*EXERCISE TASK*
Skip the pictures. Copy all the rest of the records down exactly.

*INPUT MATERIAL*
(begin)
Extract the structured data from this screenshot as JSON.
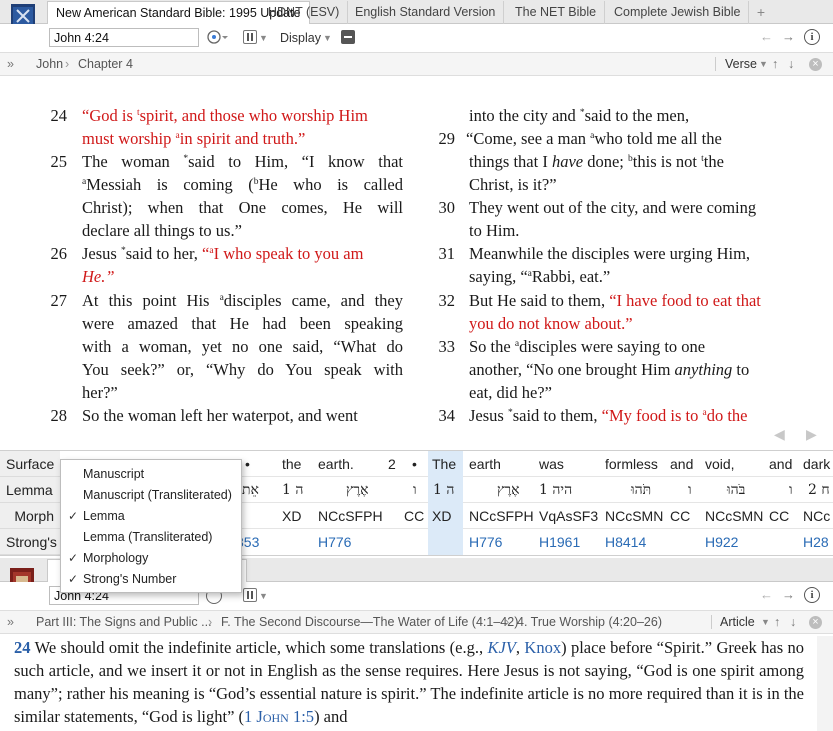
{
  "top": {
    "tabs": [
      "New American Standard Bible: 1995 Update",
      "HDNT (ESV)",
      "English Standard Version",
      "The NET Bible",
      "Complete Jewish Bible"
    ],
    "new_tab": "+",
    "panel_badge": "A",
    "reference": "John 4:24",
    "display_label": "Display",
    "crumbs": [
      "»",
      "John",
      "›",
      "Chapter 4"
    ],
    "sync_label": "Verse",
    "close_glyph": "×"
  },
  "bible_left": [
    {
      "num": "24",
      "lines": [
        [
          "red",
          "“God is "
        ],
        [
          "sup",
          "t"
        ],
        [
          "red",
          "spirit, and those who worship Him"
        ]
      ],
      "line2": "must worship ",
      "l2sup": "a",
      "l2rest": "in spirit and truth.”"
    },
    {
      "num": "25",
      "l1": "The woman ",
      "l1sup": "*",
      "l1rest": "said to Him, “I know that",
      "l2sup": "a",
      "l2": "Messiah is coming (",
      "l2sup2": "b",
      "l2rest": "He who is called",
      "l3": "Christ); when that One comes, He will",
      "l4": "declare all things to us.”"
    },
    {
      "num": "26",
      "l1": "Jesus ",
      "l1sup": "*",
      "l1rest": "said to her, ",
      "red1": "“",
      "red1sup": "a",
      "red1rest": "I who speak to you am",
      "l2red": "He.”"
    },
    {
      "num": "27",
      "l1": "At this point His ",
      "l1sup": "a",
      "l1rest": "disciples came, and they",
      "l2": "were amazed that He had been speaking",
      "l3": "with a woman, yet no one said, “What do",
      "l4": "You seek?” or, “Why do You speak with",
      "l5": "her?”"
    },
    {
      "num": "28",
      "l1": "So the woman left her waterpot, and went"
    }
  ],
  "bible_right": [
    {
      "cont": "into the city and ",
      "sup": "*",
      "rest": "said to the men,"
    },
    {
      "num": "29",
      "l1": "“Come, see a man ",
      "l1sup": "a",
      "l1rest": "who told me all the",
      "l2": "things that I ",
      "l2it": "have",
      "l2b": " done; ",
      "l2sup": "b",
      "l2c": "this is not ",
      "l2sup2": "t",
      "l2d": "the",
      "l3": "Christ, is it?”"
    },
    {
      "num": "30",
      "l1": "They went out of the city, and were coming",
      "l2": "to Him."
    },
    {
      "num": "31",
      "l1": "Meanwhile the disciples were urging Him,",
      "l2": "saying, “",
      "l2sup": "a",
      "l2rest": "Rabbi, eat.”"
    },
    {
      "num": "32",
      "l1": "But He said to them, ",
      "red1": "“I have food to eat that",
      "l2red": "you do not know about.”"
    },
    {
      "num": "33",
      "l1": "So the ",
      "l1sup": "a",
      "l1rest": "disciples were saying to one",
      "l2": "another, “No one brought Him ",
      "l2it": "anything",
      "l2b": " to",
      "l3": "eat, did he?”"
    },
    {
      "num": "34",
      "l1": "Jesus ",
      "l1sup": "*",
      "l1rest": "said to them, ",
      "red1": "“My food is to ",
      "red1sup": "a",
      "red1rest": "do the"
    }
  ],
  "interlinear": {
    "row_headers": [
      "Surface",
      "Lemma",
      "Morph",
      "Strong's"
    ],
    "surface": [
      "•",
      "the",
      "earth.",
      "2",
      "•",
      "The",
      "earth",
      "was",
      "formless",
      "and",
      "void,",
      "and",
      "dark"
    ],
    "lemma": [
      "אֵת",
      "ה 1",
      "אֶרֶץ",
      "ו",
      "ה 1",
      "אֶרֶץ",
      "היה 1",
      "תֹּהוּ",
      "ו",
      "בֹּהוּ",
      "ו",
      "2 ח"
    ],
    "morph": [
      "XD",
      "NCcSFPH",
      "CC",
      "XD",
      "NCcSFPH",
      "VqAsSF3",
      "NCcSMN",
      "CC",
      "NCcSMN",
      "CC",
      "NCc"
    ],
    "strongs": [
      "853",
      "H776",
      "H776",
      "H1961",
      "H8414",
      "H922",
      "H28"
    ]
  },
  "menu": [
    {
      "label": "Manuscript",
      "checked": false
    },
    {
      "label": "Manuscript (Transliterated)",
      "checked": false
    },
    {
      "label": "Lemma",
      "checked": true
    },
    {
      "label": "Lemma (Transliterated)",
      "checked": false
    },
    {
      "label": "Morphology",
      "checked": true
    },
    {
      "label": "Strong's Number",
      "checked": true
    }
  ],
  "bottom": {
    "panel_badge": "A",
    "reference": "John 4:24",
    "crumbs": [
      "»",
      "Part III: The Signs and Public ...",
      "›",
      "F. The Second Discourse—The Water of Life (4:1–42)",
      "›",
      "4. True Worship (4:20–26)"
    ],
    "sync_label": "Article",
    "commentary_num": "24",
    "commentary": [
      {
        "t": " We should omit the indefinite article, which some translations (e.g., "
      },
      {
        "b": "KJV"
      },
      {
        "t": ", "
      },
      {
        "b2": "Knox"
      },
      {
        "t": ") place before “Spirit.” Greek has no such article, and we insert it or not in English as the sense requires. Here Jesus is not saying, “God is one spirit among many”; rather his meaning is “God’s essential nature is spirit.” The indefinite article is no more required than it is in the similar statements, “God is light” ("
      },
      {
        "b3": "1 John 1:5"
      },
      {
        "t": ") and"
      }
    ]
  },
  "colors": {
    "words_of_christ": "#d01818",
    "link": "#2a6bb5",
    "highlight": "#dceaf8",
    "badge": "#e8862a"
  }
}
(end)
*OUTPUT OF THE EXERCISE*
Extract the structured data from this screenshot as JSON.
{
  "top": {
    "tabs": [
      "New American Standard Bible: 1995 Update",
      "HDNT (ESV)",
      "English Standard Version",
      "The NET Bible",
      "Complete Jewish Bible"
    ],
    "new_tab": "+",
    "panel_badge": "A",
    "reference": "John 4:24",
    "display_label": "Display",
    "crumbs": [
      "»",
      "John",
      "›",
      "Chapter 4"
    ],
    "sync_label": "Verse",
    "close_glyph": "×"
  },
  "bible_left": [
    {
      "num": "24",
      "lines": [
        [
          "red",
          "“God is "
        ],
        [
          "sup",
          "t"
        ],
        [
          "red",
          "spirit, and those who worship Him"
        ]
      ],
      "line2": "must worship ",
      "l2sup": "a",
      "l2rest": "in spirit and truth.”"
    },
    {
      "num": "25",
      "l1": "The woman ",
      "l1sup": "*",
      "l1rest": "said to Him, “I know that",
      "l2sup": "a",
      "l2": "Messiah is coming (",
      "l2sup2": "b",
      "l2rest": "He who is called",
      "l3": "Christ); when that One comes, He will",
      "l4": "declare all things to us.”"
    },
    {
      "num": "26",
      "l1": "Jesus ",
      "l1sup": "*",
      "l1rest": "said to her, ",
      "red1": "“",
      "red1sup": "a",
      "red1rest": "I who speak to you am",
      "l2red": "He.”"
    },
    {
      "num": "27",
      "l1": "At this point His ",
      "l1sup": "a",
      "l1rest": "disciples came, and they",
      "l2": "were amazed that He had been speaking",
      "l3": "with a woman, yet no one said, “What do",
      "l4": "You seek?” or, “Why do You speak with",
      "l5": "her?”"
    },
    {
      "num": "28",
      "l1": "So the woman left her waterpot, and went"
    }
  ],
  "bible_right": [
    {
      "cont": "into the city and ",
      "sup": "*",
      "rest": "said to the men,"
    },
    {
      "num": "29",
      "l1": "“Come, see a man ",
      "l1sup": "a",
      "l1rest": "who told me all the",
      "l2": "things that I ",
      "l2it": "have",
      "l2b": " done; ",
      "l2sup": "b",
      "l2c": "this is not ",
      "l2sup2": "t",
      "l2d": "the",
      "l3": "Christ, is it?”"
    },
    {
      "num": "30",
      "l1": "They went out of the city, and were coming",
      "l2": "to Him."
    },
    {
      "num": "31",
      "l1": "Meanwhile the disciples were urging Him,",
      "l2": "saying, “",
      "l2sup": "a",
      "l2rest": "Rabbi, eat.”"
    },
    {
      "num": "32",
      "l1": "But He said to them, ",
      "red1": "“I have food to eat that",
      "l2red": "you do not know about.”"
    },
    {
      "num": "33",
      "l1": "So the ",
      "l1sup": "a",
      "l1rest": "disciples were saying to one",
      "l2": "another, “No one brought Him ",
      "l2it": "anything",
      "l2b": " to",
      "l3": "eat, did he?”"
    },
    {
      "num": "34",
      "l1": "Jesus ",
      "l1sup": "*",
      "l1rest": "said to them, ",
      "red1": "“My food is to ",
      "red1sup": "a",
      "red1rest": "do the"
    }
  ],
  "interlinear": {
    "row_headers": [
      "Surface",
      "Lemma",
      "Morph",
      "Strong's"
    ],
    "surface": [
      "•",
      "the",
      "earth.",
      "2",
      "•",
      "The",
      "earth",
      "was",
      "formless",
      "and",
      "void,",
      "and",
      "dark"
    ],
    "lemma": [
      "אֵת",
      "ה 1",
      "אֶרֶץ",
      "ו",
      "ה 1",
      "אֶרֶץ",
      "היה 1",
      "תֹּהוּ",
      "ו",
      "בֹּהוּ",
      "ו",
      "2 ח"
    ],
    "morph": [
      "XD",
      "NCcSFPH",
      "CC",
      "XD",
      "NCcSFPH",
      "VqAsSF3",
      "NCcSMN",
      "CC",
      "NCcSMN",
      "CC",
      "NCc"
    ],
    "strongs": [
      "853",
      "H776",
      "H776",
      "H1961",
      "H8414",
      "H922",
      "H28"
    ]
  },
  "menu": [
    {
      "label": "Manuscript",
      "checked": false
    },
    {
      "label": "Manuscript (Transliterated)",
      "checked": false
    },
    {
      "label": "Lemma",
      "checked": true
    },
    {
      "label": "Lemma (Transliterated)",
      "checked": false
    },
    {
      "label": "Morphology",
      "checked": true
    },
    {
      "label": "Strong's Number",
      "checked": true
    }
  ],
  "bottom": {
    "panel_badge": "A",
    "reference": "John 4:24",
    "crumbs": [
      "»",
      "Part III: The Signs and Public ...",
      "›",
      "F. The Second Discourse—The Water of Life (4:1–42)",
      "›",
      "4. True Worship (4:20–26)"
    ],
    "sync_label": "Article",
    "commentary_num": "24",
    "commentary": [
      {
        "t": " We should omit the indefinite article, which some translations (e.g., "
      },
      {
        "b": "KJV"
      },
      {
        "t": ", "
      },
      {
        "b2": "Knox"
      },
      {
        "t": ") place before “Spirit.” Greek has no such article, and we insert it or not in English as the sense requires. Here Jesus is not saying, “God is one spirit among many”; rather his meaning is “God’s essential nature is spirit.” The indefinite article is no more required than it is in the similar statements, “God is light” ("
      },
      {
        "b3": "1 John 1:5"
      },
      {
        "t": ") and"
      }
    ]
  },
  "colors": {
    "words_of_christ": "#d01818",
    "link": "#2a6bb5",
    "highlight": "#dceaf8",
    "badge": "#e8862a"
  }
}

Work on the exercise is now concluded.